▸ **GOAL OF THE EXERCISE**
Go through the entries below and copy each line containing the word "cualquier".

▸ **MATERIAL FOR THIS TASK**
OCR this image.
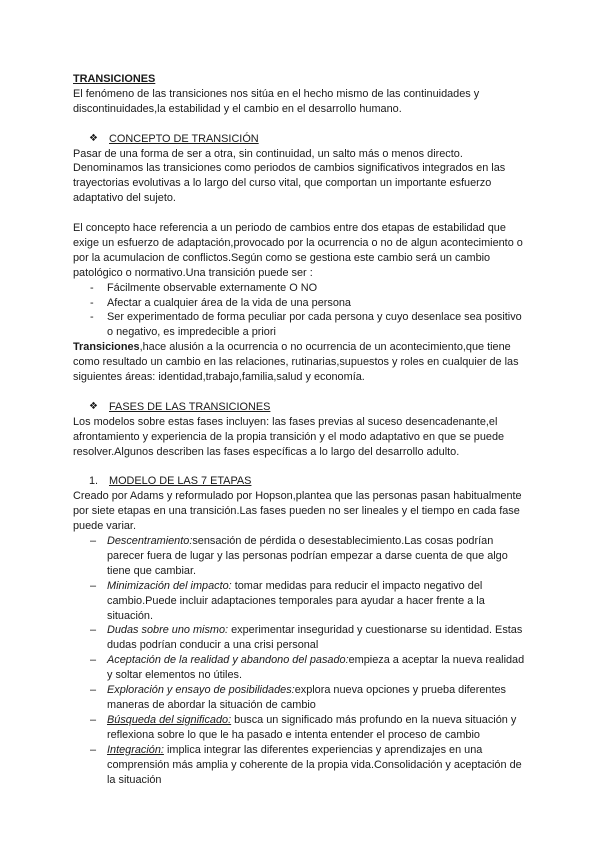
TRANSICIONES

El fenómeno de las transiciones nos sitúa en el hecho mismo de las continuidades y discontinuidades,la estabilidad y el cambio en el desarrollo humano.

❖	CONCEPTO DE TRANSICIÓN

Pasar de una forma de ser a otra, sin continuidad, un salto más o menos directo. Denominamos las transiciones como periodos de cambios significativos integrados en las trayectorias evolutivas a lo largo del curso vital, que comportan un importante esfuerzo adaptativo del sujeto.

El concepto hace referencia a un periodo de cambios entre dos etapas de estabilidad que exige un esfuerzo de adaptación,provocado por la ocurrencia o no de algun acontecimiento o por la acumulacion de conflictos.Según como se gestiona este cambio será un cambio patológico o normativo.Una transición puede ser :

-	Fácilmente observable externamente O NO
-	Afectar a cualquier área de la vida de una persona
-	Ser experimentado de forma peculiar por cada persona y cuyo desenlace sea positivo o negativo, es impredecible a priori

Transiciones,hace alusión a la ocurrencia o no ocurrencia de un acontecimiento,que tiene como resultado un cambio en las relaciones, rutinarias,supuestos y roles en cualquier de las siguientes áreas: identidad,trabajo,familia,salud y economía.

❖	FASES DE LAS TRANSICIONES

Los modelos sobre estas fases incluyen: las fases previas al suceso desencadenante,el afrontamiento y experiencia de la propia transición y el modo adaptativo en que se puede resolver.Algunos describen las fases específicas a lo largo del desarrollo adulto.

1.	MODELO DE LAS 7 ETAPAS

Creado por Adams y reformulado por Hopson,plantea que las personas pasan habitualmente por siete etapas en una transición.Las fases pueden no ser lineales y el tiempo en cada fase puede variar.

–	Descentramiento:sensación de pérdida o desestablecimiento.Las cosas podrían parecer fuera de lugar y las personas podrían empezar a darse cuenta de que algo tiene que cambiar.
–	Minimización del impacto: tomar medidas para reducir el impacto negativo del cambio.Puede incluir adaptaciones temporales para ayudar a hacer frente a la situación.
–	Dudas sobre uno mismo: experimentar inseguridad y cuestionarse su identidad. Estas dudas podrían conducir a una crisi personal
–	Aceptación de la realidad y abandono del pasado:empieza a aceptar la nueva realidad y soltar elementos no útiles.
–	Exploración y ensayo de posibilidades:explora nueva opciones y prueba diferentes maneras de abordar la situación de cambio
–	Búsqueda del significado: busca un significado más profundo en la nueva situación y reflexiona sobre lo que le ha pasado e intenta entender el proceso de cambio
–	Integración: implica integrar las diferentes experiencias y aprendizajes en una comprensión más amplia y coherente de la propia vida.Consolidación y aceptación de la situación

▸ **THE RESPONSE**
-	Afectar a cualquier área de la vida de una persona
Transiciones,hace alusión a la ocurrencia o no ocurrencia de un acontecimiento,que tiene como resultado un cambio en las relaciones, rutinarias,supuestos y roles en cualquier de las siguientes áreas: identidad,trabajo,familia,salud y economía.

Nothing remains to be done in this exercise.